- _Problem_:
Pictures do not belong in the copy; transcribe everything else in the records exactly.

- _Data for this exercise_:
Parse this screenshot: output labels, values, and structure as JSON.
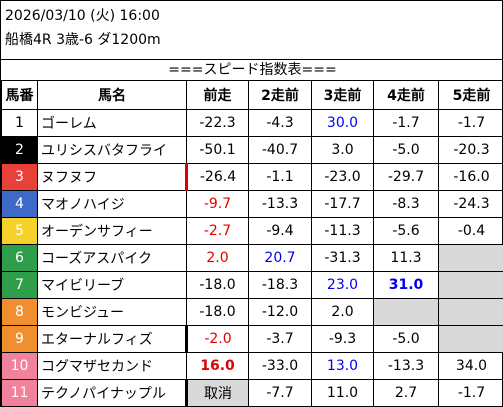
{
  "header": {
    "date_line": "2026/03/10 (火) 16:00",
    "race_line": "船橋4R 3歳-6 ダ1200m"
  },
  "section_title": "===スピード指数表===",
  "columns": [
    "馬番",
    "馬名",
    "前走",
    "2走前",
    "3走前",
    "4走前",
    "5走前"
  ],
  "rows": [
    {
      "no": "1",
      "name": "ゴーレム",
      "v": [
        "-22.3",
        "-4.3",
        "30.0",
        "-1.7",
        "-1.7"
      ],
      "bg": "#ffffff",
      "fg": "#000000"
    },
    {
      "no": "2",
      "name": "ユリシスバタフライ",
      "v": [
        "-50.1",
        "-40.7",
        "3.0",
        "-5.0",
        "-20.3"
      ],
      "bg": "#000000",
      "fg": "#ffffff"
    },
    {
      "no": "3",
      "name": "ヌフヌフ",
      "v": [
        "-26.4",
        "-1.1",
        "-23.0",
        "-29.7",
        "-16.0"
      ],
      "bg": "#e8413a",
      "fg": "#ffffff"
    },
    {
      "no": "4",
      "name": "マオノハイジ",
      "v": [
        "-9.7",
        "-13.3",
        "-17.7",
        "-8.3",
        "-24.3"
      ],
      "bg": "#3f69c8",
      "fg": "#ffffff"
    },
    {
      "no": "5",
      "name": "オーデンサフィー",
      "v": [
        "-2.7",
        "-9.4",
        "-11.3",
        "-5.6",
        "-0.4"
      ],
      "bg": "#f4d22a",
      "fg": "#ffffff"
    },
    {
      "no": "6",
      "name": "コーズアスパイク",
      "v": [
        "2.0",
        "20.7",
        "-31.3",
        "11.3",
        ""
      ],
      "bg": "#2e9e4a",
      "fg": "#ffffff"
    },
    {
      "no": "7",
      "name": "マイビリーブ",
      "v": [
        "-18.0",
        "-18.3",
        "23.0",
        "31.0",
        ""
      ],
      "bg": "#2e9e4a",
      "fg": "#ffffff"
    },
    {
      "no": "8",
      "name": "モンビジュー",
      "v": [
        "-18.0",
        "-12.0",
        "2.0",
        "",
        ""
      ],
      "bg": "#ef8f2f",
      "fg": "#ffffff"
    },
    {
      "no": "9",
      "name": "エターナルフィズ",
      "v": [
        "-2.0",
        "-3.7",
        "-9.3",
        "-5.0",
        ""
      ],
      "bg": "#ef8f2f",
      "fg": "#ffffff"
    },
    {
      "no": "10",
      "name": "コグマザセカンド",
      "v": [
        "16.0",
        "-33.0",
        "13.0",
        "-13.3",
        "34.0"
      ],
      "bg": "#f2829b",
      "fg": "#ffffff"
    },
    {
      "no": "11",
      "name": "テクノパイナップル",
      "v": [
        "取消",
        "-7.7",
        "11.0",
        "2.7",
        "-1.7"
      ],
      "bg": "#f2829b",
      "fg": "#ffffff"
    }
  ],
  "value_styles": {
    "0": [
      "",
      "",
      "blue",
      "",
      ""
    ],
    "1": [
      "",
      "",
      "",
      "",
      ""
    ],
    "2": [
      "",
      "",
      "",
      "",
      ""
    ],
    "3": [
      "red",
      "",
      "",
      "",
      ""
    ],
    "4": [
      "red",
      "",
      "",
      "",
      ""
    ],
    "5": [
      "red",
      "blue",
      "",
      "",
      "grey"
    ],
    "6": [
      "",
      "",
      "blue",
      "blue bold",
      "grey"
    ],
    "7": [
      "",
      "",
      "",
      "grey",
      "grey"
    ],
    "8": [
      "red",
      "",
      "",
      "",
      "grey"
    ],
    "9": [
      "red bold",
      "",
      "blue",
      "",
      ""
    ],
    "10": [
      "grey",
      "",
      "",
      "",
      ""
    ]
  },
  "name_markers": {
    "2": "red",
    "8": "black",
    "10": "black"
  }
}
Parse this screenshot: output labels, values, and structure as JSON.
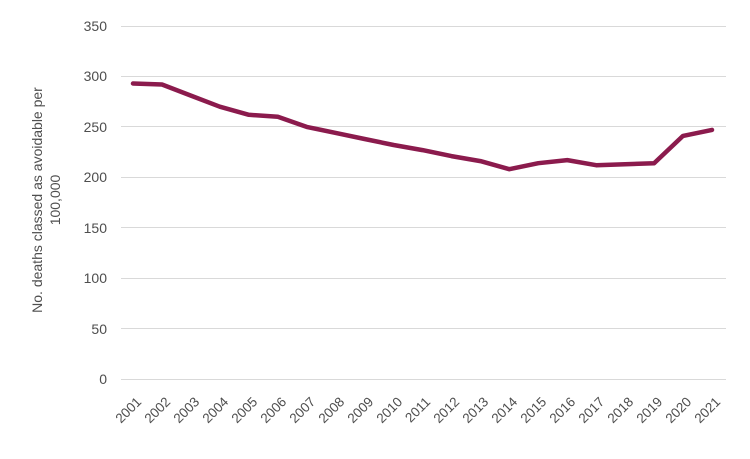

- _The solution_:
Parse this screenshot: output labels, values, and structure as JSON.
{
  "header": {
    "date_line": "2026/03/10 (火) 16:00",
    "race_line": "船橋4R 3歳-6 ダ1200m"
  },
  "section_title": "===スピード指数表===",
  "columns": [
    "馬番",
    "馬名",
    "前走",
    "2走前",
    "3走前",
    "4走前",
    "5走前"
  ],
  "rows": [
    {
      "no": "1",
      "name": "ゴーレム",
      "v": [
        "-22.3",
        "-4.3",
        "30.0",
        "-1.7",
        "-1.7"
      ],
      "bg": "#ffffff",
      "fg": "#000000"
    },
    {
      "no": "2",
      "name": "ユリシスバタフライ",
      "v": [
        "-50.1",
        "-40.7",
        "3.0",
        "-5.0",
        "-20.3"
      ],
      "bg": "#000000",
      "fg": "#ffffff"
    },
    {
      "no": "3",
      "name": "ヌフヌフ",
      "v": [
        "-26.4",
        "-1.1",
        "-23.0",
        "-29.7",
        "-16.0"
      ],
      "bg": "#e8413a",
      "fg": "#ffffff"
    },
    {
      "no": "4",
      "name": "マオノハイジ",
      "v": [
        "-9.7",
        "-13.3",
        "-17.7",
        "-8.3",
        "-24.3"
      ],
      "bg": "#3f69c8",
      "fg": "#ffffff"
    },
    {
      "no": "5",
      "name": "オーデンサフィー",
      "v": [
        "-2.7",
        "-9.4",
        "-11.3",
        "-5.6",
        "-0.4"
      ],
      "bg": "#f4d22a",
      "fg": "#ffffff"
    },
    {
      "no": "6",
      "name": "コーズアスパイク",
      "v": [
        "2.0",
        "20.7",
        "-31.3",
        "11.3",
        ""
      ],
      "bg": "#2e9e4a",
      "fg": "#ffffff"
    },
    {
      "no": "7",
      "name": "マイビリーブ",
      "v": [
        "-18.0",
        "-18.3",
        "23.0",
        "31.0",
        ""
      ],
      "bg": "#2e9e4a",
      "fg": "#ffffff"
    },
    {
      "no": "8",
      "name": "モンビジュー",
      "v": [
        "-18.0",
        "-12.0",
        "2.0",
        "",
        ""
      ],
      "bg": "#ef8f2f",
      "fg": "#ffffff"
    },
    {
      "no": "9",
      "name": "エターナルフィズ",
      "v": [
        "-2.0",
        "-3.7",
        "-9.3",
        "-5.0",
        ""
      ],
      "bg": "#ef8f2f",
      "fg": "#ffffff"
    },
    {
      "no": "10",
      "name": "コグマザセカンド",
      "v": [
        "16.0",
        "-33.0",
        "13.0",
        "-13.3",
        "34.0"
      ],
      "bg": "#f2829b",
      "fg": "#ffffff"
    },
    {
      "no": "11",
      "name": "テクノパイナップル",
      "v": [
        "取消",
        "-7.7",
        "11.0",
        "2.7",
        "-1.7"
      ],
      "bg": "#f2829b",
      "fg": "#ffffff"
    }
  ],
  "value_styles": {
    "0": [
      "",
      "",
      "blue",
      "",
      ""
    ],
    "1": [
      "",
      "",
      "",
      "",
      ""
    ],
    "2": [
      "",
      "",
      "",
      "",
      ""
    ],
    "3": [
      "red",
      "",
      "",
      "",
      ""
    ],
    "4": [
      "red",
      "",
      "",
      "",
      ""
    ],
    "5": [
      "red",
      "blue",
      "",
      "",
      "grey"
    ],
    "6": [
      "",
      "",
      "blue",
      "blue bold",
      "grey"
    ],
    "7": [
      "",
      "",
      "",
      "grey",
      "grey"
    ],
    "8": [
      "red",
      "",
      "",
      "",
      "grey"
    ],
    "9": [
      "red bold",
      "",
      "blue",
      "",
      ""
    ],
    "10": [
      "grey",
      "",
      "",
      "",
      ""
    ]
  },
  "name_markers": {
    "2": "red",
    "8": "black",
    "10": "black"
  }
}
Parse this screenshot: output labels, values, and structure as JSON.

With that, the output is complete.